> **Saved entries**:
----------
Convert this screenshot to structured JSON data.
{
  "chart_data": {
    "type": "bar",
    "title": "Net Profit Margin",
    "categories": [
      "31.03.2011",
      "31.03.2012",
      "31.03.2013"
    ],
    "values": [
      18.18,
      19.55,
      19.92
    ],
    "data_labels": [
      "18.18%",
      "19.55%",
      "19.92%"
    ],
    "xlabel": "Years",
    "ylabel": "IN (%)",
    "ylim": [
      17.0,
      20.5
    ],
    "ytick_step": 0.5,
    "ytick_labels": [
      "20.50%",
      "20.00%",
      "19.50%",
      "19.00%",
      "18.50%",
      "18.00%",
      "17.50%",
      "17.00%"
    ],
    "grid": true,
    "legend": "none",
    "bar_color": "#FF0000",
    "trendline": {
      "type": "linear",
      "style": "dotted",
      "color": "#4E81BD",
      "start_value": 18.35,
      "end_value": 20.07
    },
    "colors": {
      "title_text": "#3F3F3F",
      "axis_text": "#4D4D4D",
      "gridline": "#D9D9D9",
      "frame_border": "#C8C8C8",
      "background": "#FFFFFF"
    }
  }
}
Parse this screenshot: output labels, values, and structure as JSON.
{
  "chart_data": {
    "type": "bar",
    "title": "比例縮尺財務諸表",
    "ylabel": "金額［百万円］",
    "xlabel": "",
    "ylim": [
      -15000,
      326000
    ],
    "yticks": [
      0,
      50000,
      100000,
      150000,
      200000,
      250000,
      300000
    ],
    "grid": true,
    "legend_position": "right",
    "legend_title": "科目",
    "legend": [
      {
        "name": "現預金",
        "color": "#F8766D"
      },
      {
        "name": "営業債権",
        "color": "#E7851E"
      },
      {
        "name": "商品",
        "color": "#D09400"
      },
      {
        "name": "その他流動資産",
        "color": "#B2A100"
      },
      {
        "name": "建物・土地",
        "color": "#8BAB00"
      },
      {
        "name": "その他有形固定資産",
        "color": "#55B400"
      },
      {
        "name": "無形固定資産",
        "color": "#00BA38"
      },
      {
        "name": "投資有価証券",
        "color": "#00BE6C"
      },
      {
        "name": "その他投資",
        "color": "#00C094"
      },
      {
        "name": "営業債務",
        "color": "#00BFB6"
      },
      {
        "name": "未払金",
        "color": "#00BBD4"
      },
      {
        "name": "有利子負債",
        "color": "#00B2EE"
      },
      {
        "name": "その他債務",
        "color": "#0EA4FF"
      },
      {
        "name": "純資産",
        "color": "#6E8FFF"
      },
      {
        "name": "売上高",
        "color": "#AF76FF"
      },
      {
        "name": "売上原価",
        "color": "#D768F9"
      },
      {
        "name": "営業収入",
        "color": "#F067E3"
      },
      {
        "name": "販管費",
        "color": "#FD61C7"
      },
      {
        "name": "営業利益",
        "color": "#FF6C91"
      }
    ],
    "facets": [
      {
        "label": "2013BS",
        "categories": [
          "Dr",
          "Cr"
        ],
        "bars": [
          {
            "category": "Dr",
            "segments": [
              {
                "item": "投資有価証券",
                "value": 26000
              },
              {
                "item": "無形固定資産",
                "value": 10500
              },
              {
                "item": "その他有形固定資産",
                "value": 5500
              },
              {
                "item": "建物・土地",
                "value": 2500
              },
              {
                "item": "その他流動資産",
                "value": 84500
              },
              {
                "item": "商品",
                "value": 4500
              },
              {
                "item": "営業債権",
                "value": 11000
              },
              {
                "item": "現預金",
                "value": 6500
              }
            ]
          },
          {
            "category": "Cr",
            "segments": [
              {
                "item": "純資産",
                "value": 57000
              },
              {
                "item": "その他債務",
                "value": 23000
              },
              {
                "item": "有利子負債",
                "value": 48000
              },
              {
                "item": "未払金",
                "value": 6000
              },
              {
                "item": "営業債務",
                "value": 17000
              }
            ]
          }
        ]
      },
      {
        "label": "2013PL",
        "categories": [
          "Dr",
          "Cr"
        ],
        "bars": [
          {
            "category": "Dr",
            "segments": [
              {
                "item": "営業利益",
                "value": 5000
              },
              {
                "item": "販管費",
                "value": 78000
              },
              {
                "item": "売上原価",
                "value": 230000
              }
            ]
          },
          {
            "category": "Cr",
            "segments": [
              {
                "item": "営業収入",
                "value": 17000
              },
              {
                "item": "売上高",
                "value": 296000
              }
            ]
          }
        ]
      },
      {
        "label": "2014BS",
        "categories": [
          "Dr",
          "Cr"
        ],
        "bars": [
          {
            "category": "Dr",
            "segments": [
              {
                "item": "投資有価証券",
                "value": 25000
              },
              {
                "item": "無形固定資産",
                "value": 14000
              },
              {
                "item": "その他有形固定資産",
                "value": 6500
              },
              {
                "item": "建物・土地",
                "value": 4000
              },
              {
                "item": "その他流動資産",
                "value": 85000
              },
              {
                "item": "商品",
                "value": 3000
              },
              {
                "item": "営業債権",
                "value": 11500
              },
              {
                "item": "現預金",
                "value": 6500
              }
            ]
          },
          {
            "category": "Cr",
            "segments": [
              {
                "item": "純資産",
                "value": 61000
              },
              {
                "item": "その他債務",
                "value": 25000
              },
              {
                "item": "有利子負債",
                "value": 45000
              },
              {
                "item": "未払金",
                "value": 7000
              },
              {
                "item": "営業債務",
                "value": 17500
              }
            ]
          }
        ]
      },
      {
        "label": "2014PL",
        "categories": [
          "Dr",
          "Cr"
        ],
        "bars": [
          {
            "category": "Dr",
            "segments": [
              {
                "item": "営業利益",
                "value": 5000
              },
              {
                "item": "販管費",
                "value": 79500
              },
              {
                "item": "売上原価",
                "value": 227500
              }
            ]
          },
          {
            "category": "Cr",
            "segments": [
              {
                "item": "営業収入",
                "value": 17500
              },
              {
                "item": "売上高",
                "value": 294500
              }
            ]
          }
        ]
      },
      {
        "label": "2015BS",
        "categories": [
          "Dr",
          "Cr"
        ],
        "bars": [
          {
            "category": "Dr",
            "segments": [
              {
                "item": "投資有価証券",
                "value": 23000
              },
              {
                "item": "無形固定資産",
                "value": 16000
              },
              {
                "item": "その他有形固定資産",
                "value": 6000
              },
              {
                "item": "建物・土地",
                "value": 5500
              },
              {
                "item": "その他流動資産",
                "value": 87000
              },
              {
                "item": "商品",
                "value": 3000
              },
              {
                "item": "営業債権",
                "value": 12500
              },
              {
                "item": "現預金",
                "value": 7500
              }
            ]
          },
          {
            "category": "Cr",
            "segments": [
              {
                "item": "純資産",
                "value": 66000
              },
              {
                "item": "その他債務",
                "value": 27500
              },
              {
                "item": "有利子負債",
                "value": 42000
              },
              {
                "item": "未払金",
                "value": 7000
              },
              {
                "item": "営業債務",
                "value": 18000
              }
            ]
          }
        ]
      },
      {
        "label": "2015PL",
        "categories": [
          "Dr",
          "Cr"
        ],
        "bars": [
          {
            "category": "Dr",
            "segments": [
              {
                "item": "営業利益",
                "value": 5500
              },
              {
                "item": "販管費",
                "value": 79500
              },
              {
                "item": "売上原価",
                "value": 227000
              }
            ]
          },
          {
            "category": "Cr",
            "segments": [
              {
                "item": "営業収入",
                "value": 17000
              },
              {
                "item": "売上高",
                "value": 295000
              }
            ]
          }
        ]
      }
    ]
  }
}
----------
> **To do**:
Extract the entries above verbatim.

> **Problem solution**:
Convert this screenshot to structured JSON data.
{
  "chart_data": {
    "type": "bar",
    "title": "Net Profit Margin",
    "categories": [
      "31.03.2011",
      "31.03.2012",
      "31.03.2013"
    ],
    "values": [
      18.18,
      19.55,
      19.92
    ],
    "data_labels": [
      "18.18%",
      "19.55%",
      "19.92%"
    ],
    "xlabel": "Years",
    "ylabel": "IN (%)",
    "ylim": [
      17.0,
      20.5
    ],
    "ytick_step": 0.5,
    "ytick_labels": [
      "20.50%",
      "20.00%",
      "19.50%",
      "19.00%",
      "18.50%",
      "18.00%",
      "17.50%",
      "17.00%"
    ],
    "grid": true,
    "legend": "none",
    "bar_color": "#FF0000",
    "trendline": {
      "type": "linear",
      "style": "dotted",
      "color": "#4E81BD",
      "start_value": 18.35,
      "end_value": 20.07
    },
    "colors": {
      "title_text": "#3F3F3F",
      "axis_text": "#4D4D4D",
      "gridline": "#D9D9D9",
      "frame_border": "#C8C8C8",
      "background": "#FFFFFF"
    }
  }
}
Parse this screenshot: output labels, values, and structure as JSON.
{
  "chart_data": {
    "type": "bar",
    "title": "比例縮尺財務諸表",
    "ylabel": "金額［百万円］",
    "xlabel": "",
    "ylim": [
      -15000,
      326000
    ],
    "yticks": [
      0,
      50000,
      100000,
      150000,
      200000,
      250000,
      300000
    ],
    "grid": true,
    "legend_position": "right",
    "legend_title": "科目",
    "legend": [
      {
        "name": "現預金",
        "color": "#F8766D"
      },
      {
        "name": "営業債権",
        "color": "#E7851E"
      },
      {
        "name": "商品",
        "color": "#D09400"
      },
      {
        "name": "その他流動資産",
        "color": "#B2A100"
      },
      {
        "name": "建物・土地",
        "color": "#8BAB00"
      },
      {
        "name": "その他有形固定資産",
        "color": "#55B400"
      },
      {
        "name": "無形固定資産",
        "color": "#00BA38"
      },
      {
        "name": "投資有価証券",
        "color": "#00BE6C"
      },
      {
        "name": "その他投資",
        "color": "#00C094"
      },
      {
        "name": "営業債務",
        "color": "#00BFB6"
      },
      {
        "name": "未払金",
        "color": "#00BBD4"
      },
      {
        "name": "有利子負債",
        "color": "#00B2EE"
      },
      {
        "name": "その他債務",
        "color": "#0EA4FF"
      },
      {
        "name": "純資産",
        "color": "#6E8FFF"
      },
      {
        "name": "売上高",
        "color": "#AF76FF"
      },
      {
        "name": "売上原価",
        "color": "#D768F9"
      },
      {
        "name": "営業収入",
        "color": "#F067E3"
      },
      {
        "name": "販管費",
        "color": "#FD61C7"
      },
      {
        "name": "営業利益",
        "color": "#FF6C91"
      }
    ],
    "facets": [
      {
        "label": "2013BS",
        "categories": [
          "Dr",
          "Cr"
        ],
        "bars": [
          {
            "category": "Dr",
            "segments": [
              {
                "item": "投資有価証券",
                "value": 26000
              },
              {
                "item": "無形固定資産",
                "value": 10500
              },
              {
                "item": "その他有形固定資産",
                "value": 5500
              },
              {
                "item": "建物・土地",
                "value": 2500
              },
              {
                "item": "その他流動資産",
                "value": 84500
              },
              {
                "item": "商品",
                "value": 4500
              },
              {
                "item": "営業債権",
                "value": 11000
              },
              {
                "item": "現預金",
                "value": 6500
              }
            ]
          },
          {
            "category": "Cr",
            "segments": [
              {
                "item": "純資産",
                "value": 57000
              },
              {
                "item": "その他債務",
                "value": 23000
              },
              {
                "item": "有利子負債",
                "value": 48000
              },
              {
                "item": "未払金",
                "value": 6000
              },
              {
                "item": "営業債務",
                "value": 17000
              }
            ]
          }
        ]
      },
      {
        "label": "2013PL",
        "categories": [
          "Dr",
          "Cr"
        ],
        "bars": [
          {
            "category": "Dr",
            "segments": [
              {
                "item": "営業利益",
                "value": 5000
              },
              {
                "item": "販管費",
                "value": 78000
              },
              {
                "item": "売上原価",
                "value": 230000
              }
            ]
          },
          {
            "category": "Cr",
            "segments": [
              {
                "item": "営業収入",
                "value": 17000
              },
              {
                "item": "売上高",
                "value": 296000
              }
            ]
          }
        ]
      },
      {
        "label": "2014BS",
        "categories": [
          "Dr",
          "Cr"
        ],
        "bars": [
          {
            "category": "Dr",
            "segments": [
              {
                "item": "投資有価証券",
                "value": 25000
              },
              {
                "item": "無形固定資産",
                "value": 14000
              },
              {
                "item": "その他有形固定資産",
                "value": 6500
              },
              {
                "item": "建物・土地",
                "value": 4000
              },
              {
                "item": "その他流動資産",
                "value": 85000
              },
              {
                "item": "商品",
                "value": 3000
              },
              {
                "item": "営業債権",
                "value": 11500
              },
              {
                "item": "現預金",
                "value": 6500
              }
            ]
          },
          {
            "category": "Cr",
            "segments": [
              {
                "item": "純資産",
                "value": 61000
              },
              {
                "item": "その他債務",
                "value": 25000
              },
              {
                "item": "有利子負債",
                "value": 45000
              },
              {
                "item": "未払金",
                "value": 7000
              },
              {
                "item": "営業債務",
                "value": 17500
              }
            ]
          }
        ]
      },
      {
        "label": "2014PL",
        "categories": [
          "Dr",
          "Cr"
        ],
        "bars": [
          {
            "category": "Dr",
            "segments": [
              {
                "item": "営業利益",
                "value": 5000
              },
              {
                "item": "販管費",
                "value": 79500
              },
              {
                "item": "売上原価",
                "value": 227500
              }
            ]
          },
          {
            "category": "Cr",
            "segments": [
              {
                "item": "営業収入",
                "value": 17500
              },
              {
                "item": "売上高",
                "value": 294500
              }
            ]
          }
        ]
      },
      {
        "label": "2015BS",
        "categories": [
          "Dr",
          "Cr"
        ],
        "bars": [
          {
            "category": "Dr",
            "segments": [
              {
                "item": "投資有価証券",
                "value": 23000
              },
              {
                "item": "無形固定資産",
                "value": 16000
              },
              {
                "item": "その他有形固定資産",
                "value": 6000
              },
              {
                "item": "建物・土地",
                "value": 5500
              },
              {
                "item": "その他流動資産",
                "value": 87000
              },
              {
                "item": "商品",
                "value": 3000
              },
              {
                "item": "営業債権",
                "value": 12500
              },
              {
                "item": "現預金",
                "value": 7500
              }
            ]
          },
          {
            "category": "Cr",
            "segments": [
              {
                "item": "純資産",
                "value": 66000
              },
              {
                "item": "その他債務",
                "value": 27500
              },
              {
                "item": "有利子負債",
                "value": 42000
              },
              {
                "item": "未払金",
                "value": 7000
              },
              {
                "item": "営業債務",
                "value": 18000
              }
            ]
          }
        ]
      },
      {
        "label": "2015PL",
        "categories": [
          "Dr",
          "Cr"
        ],
        "bars": [
          {
            "category": "Dr",
            "segments": [
              {
                "item": "営業利益",
                "value": 5500
              },
              {
                "item": "販管費",
                "value": 79500
              },
              {
                "item": "売上原価",
                "value": 227000
              }
            ]
          },
          {
            "category": "Cr",
            "segments": [
              {
                "item": "営業収入",
                "value": 17000
              },
              {
                "item": "売上高",
                "value": 295000
              }
            ]
          }
        ]
      }
    ]
  }
}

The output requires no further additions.